**Given instruction:** Please translate this sentence from the rotation-matrix discussion into Spanish: "Apply this rotation $n$ times and you get the identity, but for each $k < n$, applying it $k$ times does not give the identity."

Hint: Consider a rotation by angle $$\frac{2\pi}{n}$$ Apply this rotation $n$ times and you get the identity, but for each $k < n$, applying it $k$ times does not give the identity. Can you write a relevant rotation matrix?

2

Here's a cute way of looking at it: let

$J = \begin{bmatrix} 0 & -1 \\ 1 & 0 \end{bmatrix}; \tag{1}$

then

$J^2 = -I. \tag{2}$

From (1) and (2) it follows that

$((\cos \theta)I + (\sin \theta)J)^n = ((\cos n \theta)I + (\sin n \theta)J); \tag{3}$

the proof of (3) is virtually identical to that of de Moivre's formula (see http://en.m.wikipedia.org/wiki/De_Moivre's_formula); indeed, the algebraic maneuvers are essentially the same in either case. Noting that

$(\cos \theta)I + (\sin \theta)J = \begin{bmatrix} \cos \theta & -\sin \theta \\ \sin \theta & \cos \theta \end {bmatrix}, \tag{4}$

it follows from (3) that

$\begin{bmatrix} \cos \theta & -\sin \theta \\ \sin \theta & \cos \theta \end{bmatrix}^n = \begin{bmatrix} \cos n \theta & -\sin n \theta \\ \sin n \theta & \cos n \theta \end{bmatrix}. \tag{5}$

Now setting $\theta = \frac{2 \pi}{n}$, we let

$A = \begin{bmatrix} \cos \frac{2 \pi}{n} & -\sin \frac{2\pi}{n} \\ \sin \frac{2\pi}{n} & \cos \frac{2\pi}{n} \end{bmatrix}, \tag{6}$

and we see from (5) that

$A^n = \begin{bmatrix} \cos 2\pi & -\sin 2\pi \\ \sin 2\pi & \cos 2\pi \end{bmatrix} = I, \tag{7}$

whereas for $k$, $1 \le k \le n -1$,

$A^k = \begin{bmatrix} \cos \frac{2\pi k}{n} & -\sin \frac{2\pi k}{n} \\ \sin \frac{2\pi k}{n} & \cos \frac{2 \pi k}{n} \end{bmatrix} \ne I, \tag{8}$

establishing the desired result.

**Given data:**
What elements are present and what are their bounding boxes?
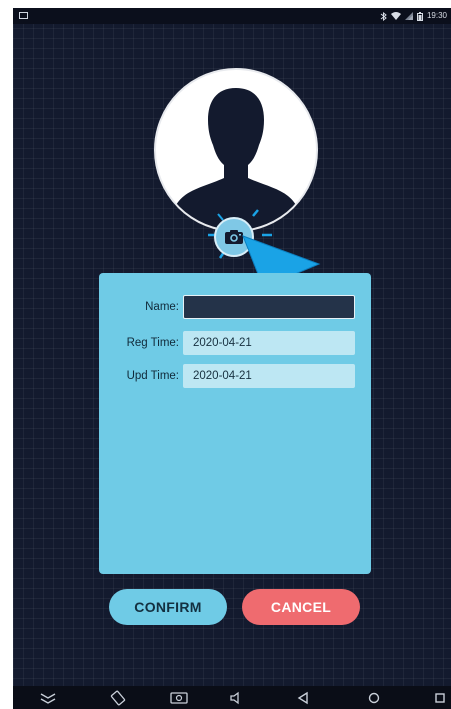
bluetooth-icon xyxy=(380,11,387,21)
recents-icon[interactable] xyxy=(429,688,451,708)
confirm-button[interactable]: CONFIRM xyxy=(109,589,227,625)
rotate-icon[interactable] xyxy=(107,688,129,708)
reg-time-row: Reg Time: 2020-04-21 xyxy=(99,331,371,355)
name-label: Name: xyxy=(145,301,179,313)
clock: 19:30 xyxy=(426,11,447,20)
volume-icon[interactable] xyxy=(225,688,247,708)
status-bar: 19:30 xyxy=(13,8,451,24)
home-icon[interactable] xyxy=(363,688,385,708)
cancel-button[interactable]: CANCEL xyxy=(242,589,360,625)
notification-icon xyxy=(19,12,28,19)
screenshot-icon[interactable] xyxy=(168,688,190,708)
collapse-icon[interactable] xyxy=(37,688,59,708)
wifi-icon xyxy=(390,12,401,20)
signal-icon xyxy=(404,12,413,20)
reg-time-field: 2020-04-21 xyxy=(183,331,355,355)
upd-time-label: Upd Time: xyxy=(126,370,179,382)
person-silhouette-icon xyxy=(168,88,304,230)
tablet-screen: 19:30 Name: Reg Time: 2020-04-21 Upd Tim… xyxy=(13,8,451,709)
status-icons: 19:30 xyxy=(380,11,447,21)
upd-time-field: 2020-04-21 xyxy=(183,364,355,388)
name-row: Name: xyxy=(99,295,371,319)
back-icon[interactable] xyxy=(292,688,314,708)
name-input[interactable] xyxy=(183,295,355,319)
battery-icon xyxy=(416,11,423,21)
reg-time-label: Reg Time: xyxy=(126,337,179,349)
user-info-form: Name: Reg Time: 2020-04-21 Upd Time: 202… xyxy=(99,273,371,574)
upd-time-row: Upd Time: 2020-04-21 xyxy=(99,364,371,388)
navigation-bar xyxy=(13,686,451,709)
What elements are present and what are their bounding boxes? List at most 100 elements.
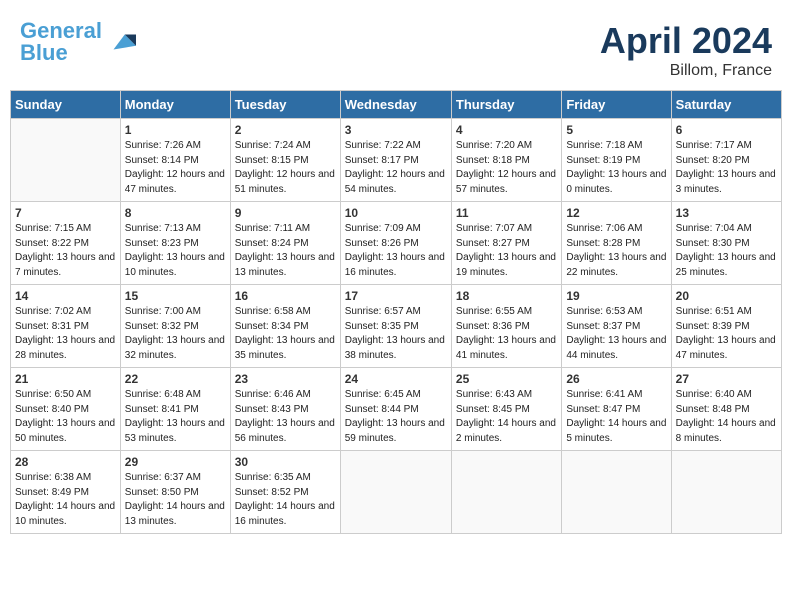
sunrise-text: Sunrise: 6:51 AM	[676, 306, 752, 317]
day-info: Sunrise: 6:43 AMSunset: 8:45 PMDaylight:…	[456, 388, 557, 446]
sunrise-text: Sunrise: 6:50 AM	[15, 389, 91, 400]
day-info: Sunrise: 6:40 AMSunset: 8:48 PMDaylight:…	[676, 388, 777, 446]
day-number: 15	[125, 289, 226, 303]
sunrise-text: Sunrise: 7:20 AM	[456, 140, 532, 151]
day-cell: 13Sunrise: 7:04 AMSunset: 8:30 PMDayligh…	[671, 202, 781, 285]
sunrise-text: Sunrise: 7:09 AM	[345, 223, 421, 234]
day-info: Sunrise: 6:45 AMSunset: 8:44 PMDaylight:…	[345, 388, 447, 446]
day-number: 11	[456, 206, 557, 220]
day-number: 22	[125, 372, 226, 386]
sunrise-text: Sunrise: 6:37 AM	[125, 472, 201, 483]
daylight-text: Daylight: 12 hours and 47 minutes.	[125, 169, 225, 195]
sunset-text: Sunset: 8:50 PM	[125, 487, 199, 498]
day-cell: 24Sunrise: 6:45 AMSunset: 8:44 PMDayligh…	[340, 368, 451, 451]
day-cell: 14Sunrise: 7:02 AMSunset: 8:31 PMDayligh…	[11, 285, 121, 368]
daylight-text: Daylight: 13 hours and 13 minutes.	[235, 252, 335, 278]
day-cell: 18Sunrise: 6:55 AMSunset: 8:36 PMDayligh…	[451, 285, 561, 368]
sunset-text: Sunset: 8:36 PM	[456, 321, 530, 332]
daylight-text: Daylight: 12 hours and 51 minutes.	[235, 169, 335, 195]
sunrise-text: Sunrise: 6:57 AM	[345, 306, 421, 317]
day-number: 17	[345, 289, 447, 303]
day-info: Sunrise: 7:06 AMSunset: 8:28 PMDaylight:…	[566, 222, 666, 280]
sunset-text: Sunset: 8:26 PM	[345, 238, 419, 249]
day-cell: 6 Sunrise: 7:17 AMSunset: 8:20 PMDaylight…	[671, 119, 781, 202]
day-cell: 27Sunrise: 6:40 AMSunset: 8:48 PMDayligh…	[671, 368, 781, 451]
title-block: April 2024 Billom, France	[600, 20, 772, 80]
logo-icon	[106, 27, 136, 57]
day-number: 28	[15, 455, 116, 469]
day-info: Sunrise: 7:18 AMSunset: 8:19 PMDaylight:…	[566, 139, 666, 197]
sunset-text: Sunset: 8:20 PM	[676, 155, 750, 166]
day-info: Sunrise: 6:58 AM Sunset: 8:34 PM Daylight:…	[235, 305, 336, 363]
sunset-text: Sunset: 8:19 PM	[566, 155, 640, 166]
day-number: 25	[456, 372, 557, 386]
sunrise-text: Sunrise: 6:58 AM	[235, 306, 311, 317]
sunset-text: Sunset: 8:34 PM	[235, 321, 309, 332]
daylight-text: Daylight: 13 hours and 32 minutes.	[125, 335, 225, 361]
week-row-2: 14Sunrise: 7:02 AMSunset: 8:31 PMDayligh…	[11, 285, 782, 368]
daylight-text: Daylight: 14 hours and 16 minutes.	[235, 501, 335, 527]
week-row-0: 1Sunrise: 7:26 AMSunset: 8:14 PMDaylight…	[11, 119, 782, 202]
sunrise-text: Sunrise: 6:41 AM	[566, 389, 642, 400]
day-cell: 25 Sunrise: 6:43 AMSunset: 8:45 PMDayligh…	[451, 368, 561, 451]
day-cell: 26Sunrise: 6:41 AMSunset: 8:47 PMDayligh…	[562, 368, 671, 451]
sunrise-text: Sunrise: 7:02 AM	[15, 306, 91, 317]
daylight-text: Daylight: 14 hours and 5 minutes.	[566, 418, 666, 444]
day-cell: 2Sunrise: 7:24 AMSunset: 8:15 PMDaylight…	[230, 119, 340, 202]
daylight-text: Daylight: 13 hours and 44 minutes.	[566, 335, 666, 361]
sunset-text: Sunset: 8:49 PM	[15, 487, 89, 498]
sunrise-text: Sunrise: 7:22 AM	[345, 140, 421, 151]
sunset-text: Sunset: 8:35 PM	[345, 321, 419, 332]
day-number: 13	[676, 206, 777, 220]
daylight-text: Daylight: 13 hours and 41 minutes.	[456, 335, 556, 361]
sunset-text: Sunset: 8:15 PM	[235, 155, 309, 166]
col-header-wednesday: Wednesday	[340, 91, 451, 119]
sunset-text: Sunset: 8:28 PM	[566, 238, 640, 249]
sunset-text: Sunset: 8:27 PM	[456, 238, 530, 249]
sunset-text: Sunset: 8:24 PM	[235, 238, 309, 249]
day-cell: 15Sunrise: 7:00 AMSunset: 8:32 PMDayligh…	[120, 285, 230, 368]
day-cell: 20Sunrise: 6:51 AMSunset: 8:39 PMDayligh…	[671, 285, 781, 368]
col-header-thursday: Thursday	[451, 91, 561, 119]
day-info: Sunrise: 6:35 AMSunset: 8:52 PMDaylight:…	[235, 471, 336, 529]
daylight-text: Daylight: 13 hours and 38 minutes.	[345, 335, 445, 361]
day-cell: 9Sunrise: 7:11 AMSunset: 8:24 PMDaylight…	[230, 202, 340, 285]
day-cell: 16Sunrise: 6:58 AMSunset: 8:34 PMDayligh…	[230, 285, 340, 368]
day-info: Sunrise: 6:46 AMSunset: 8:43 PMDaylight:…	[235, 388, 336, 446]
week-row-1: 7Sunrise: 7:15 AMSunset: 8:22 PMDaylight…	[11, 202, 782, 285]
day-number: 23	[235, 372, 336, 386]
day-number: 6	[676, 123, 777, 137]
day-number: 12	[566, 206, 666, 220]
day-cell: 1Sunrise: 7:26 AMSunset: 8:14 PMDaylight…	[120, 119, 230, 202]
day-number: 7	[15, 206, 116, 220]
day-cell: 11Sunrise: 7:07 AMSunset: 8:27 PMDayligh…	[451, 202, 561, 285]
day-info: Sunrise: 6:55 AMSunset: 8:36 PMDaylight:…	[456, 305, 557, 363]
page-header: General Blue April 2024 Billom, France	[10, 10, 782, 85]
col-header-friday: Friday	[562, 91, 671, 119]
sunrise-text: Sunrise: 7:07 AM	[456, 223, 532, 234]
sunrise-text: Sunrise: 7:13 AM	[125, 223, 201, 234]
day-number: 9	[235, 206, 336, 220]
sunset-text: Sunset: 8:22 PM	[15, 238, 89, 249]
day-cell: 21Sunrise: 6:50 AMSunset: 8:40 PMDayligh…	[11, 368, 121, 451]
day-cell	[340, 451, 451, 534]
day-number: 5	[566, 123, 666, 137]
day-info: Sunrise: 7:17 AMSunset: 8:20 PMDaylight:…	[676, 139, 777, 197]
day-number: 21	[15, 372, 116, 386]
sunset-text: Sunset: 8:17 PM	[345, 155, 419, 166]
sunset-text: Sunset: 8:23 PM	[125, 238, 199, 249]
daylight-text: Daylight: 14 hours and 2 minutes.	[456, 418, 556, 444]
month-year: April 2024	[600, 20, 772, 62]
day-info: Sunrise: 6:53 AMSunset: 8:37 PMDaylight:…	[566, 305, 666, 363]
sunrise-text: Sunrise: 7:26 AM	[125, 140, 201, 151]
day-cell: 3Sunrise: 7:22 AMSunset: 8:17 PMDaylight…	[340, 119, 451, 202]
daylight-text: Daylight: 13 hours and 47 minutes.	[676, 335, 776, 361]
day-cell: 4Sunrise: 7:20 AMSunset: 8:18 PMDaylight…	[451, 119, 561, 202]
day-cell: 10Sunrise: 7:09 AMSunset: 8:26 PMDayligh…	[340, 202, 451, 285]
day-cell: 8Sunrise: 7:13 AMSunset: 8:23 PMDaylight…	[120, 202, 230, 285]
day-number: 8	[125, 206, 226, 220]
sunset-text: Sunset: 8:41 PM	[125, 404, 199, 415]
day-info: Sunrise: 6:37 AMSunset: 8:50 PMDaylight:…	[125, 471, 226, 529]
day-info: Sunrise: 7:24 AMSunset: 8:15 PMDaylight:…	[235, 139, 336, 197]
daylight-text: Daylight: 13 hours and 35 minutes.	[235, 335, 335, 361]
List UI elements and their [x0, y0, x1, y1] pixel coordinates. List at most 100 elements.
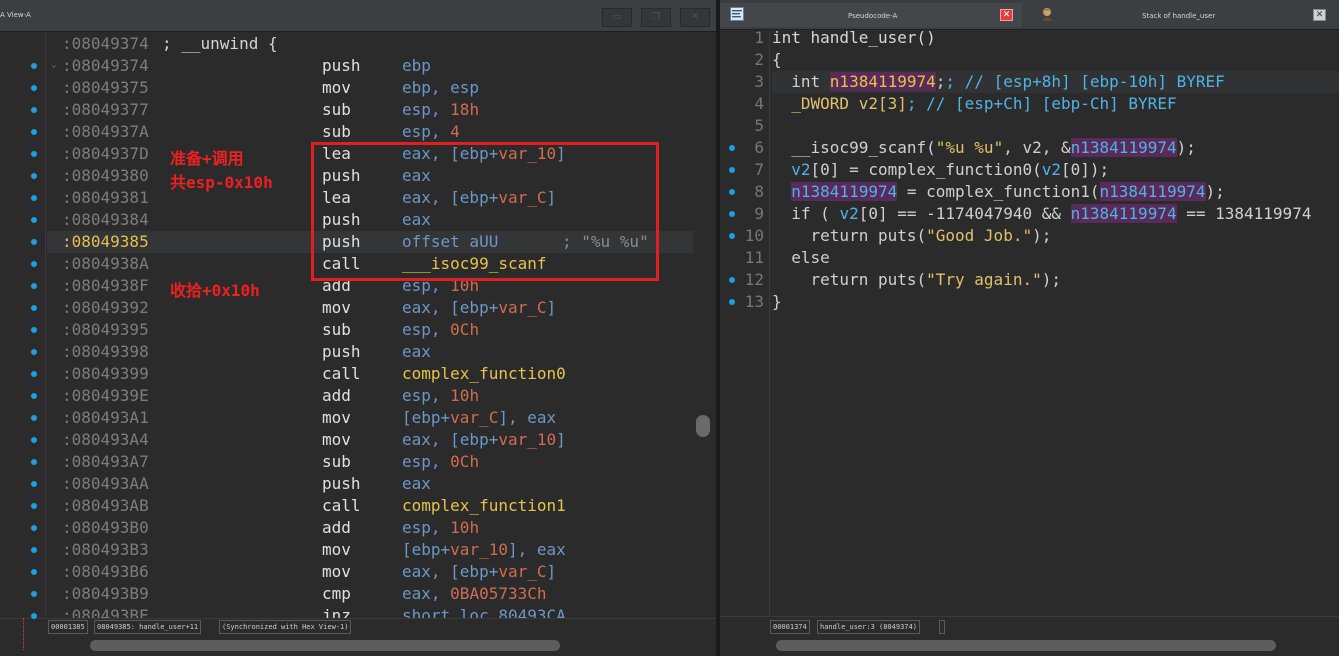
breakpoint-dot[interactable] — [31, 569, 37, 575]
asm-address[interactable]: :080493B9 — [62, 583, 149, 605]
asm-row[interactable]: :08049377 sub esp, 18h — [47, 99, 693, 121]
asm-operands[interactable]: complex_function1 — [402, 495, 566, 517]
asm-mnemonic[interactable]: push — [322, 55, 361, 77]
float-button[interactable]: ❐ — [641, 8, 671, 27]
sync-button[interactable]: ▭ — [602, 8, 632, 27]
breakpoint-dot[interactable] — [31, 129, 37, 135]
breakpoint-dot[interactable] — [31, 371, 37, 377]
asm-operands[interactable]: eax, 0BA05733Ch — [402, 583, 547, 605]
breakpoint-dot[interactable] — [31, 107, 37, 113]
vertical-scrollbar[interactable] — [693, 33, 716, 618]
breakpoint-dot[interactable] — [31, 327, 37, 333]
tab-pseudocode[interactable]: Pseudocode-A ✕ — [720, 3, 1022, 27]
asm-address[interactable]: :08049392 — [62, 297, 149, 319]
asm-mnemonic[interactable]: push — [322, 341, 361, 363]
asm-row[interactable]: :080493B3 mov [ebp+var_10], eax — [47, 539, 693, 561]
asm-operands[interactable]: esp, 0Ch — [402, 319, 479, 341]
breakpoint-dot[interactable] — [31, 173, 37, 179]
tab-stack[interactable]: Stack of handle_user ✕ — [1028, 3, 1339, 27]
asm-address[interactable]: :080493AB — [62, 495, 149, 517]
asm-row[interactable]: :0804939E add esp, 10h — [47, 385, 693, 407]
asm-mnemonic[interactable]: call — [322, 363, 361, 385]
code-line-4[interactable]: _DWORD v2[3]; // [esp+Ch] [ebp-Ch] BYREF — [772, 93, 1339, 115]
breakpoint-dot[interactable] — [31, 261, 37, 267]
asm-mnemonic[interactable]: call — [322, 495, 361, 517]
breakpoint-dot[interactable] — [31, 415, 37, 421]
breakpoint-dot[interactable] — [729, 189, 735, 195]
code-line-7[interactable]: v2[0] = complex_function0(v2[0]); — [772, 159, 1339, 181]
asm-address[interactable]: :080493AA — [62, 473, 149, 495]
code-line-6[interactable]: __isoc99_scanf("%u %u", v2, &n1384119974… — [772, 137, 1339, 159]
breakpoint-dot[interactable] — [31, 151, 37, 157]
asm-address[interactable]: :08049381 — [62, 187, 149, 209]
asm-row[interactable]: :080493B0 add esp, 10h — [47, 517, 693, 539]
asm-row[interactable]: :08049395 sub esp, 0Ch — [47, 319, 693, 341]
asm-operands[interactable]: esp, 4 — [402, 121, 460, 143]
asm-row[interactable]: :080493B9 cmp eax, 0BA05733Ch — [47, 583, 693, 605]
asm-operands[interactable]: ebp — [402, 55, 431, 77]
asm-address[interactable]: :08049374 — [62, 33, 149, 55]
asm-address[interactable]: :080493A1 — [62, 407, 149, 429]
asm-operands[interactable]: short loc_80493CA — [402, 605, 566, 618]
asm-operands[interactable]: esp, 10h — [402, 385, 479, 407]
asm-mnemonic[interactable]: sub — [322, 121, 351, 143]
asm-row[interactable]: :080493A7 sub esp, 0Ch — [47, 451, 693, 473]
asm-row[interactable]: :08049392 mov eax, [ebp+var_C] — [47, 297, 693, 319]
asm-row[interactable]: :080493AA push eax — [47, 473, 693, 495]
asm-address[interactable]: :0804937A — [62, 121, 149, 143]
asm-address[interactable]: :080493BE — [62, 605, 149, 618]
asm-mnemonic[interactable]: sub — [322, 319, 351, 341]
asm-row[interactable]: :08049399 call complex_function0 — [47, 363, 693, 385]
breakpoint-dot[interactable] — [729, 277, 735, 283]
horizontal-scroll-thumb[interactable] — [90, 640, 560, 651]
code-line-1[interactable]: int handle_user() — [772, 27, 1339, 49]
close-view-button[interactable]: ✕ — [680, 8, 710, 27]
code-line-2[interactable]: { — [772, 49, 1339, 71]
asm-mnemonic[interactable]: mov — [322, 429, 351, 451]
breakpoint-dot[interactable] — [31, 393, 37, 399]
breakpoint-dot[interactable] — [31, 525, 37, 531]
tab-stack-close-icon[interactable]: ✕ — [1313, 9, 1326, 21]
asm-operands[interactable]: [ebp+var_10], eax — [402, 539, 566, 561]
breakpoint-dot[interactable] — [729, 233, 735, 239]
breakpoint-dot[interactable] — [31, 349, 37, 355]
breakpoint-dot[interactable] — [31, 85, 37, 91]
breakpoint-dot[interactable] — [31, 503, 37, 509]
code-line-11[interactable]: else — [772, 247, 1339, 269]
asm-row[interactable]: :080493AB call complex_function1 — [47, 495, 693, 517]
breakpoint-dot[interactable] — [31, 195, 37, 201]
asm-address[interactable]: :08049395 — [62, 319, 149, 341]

**Result below:** Aplica esta rotación $n$ veces y obtienes la identidad, pero para cada $k < n$, aplicarla $k$ veces no da la identidad.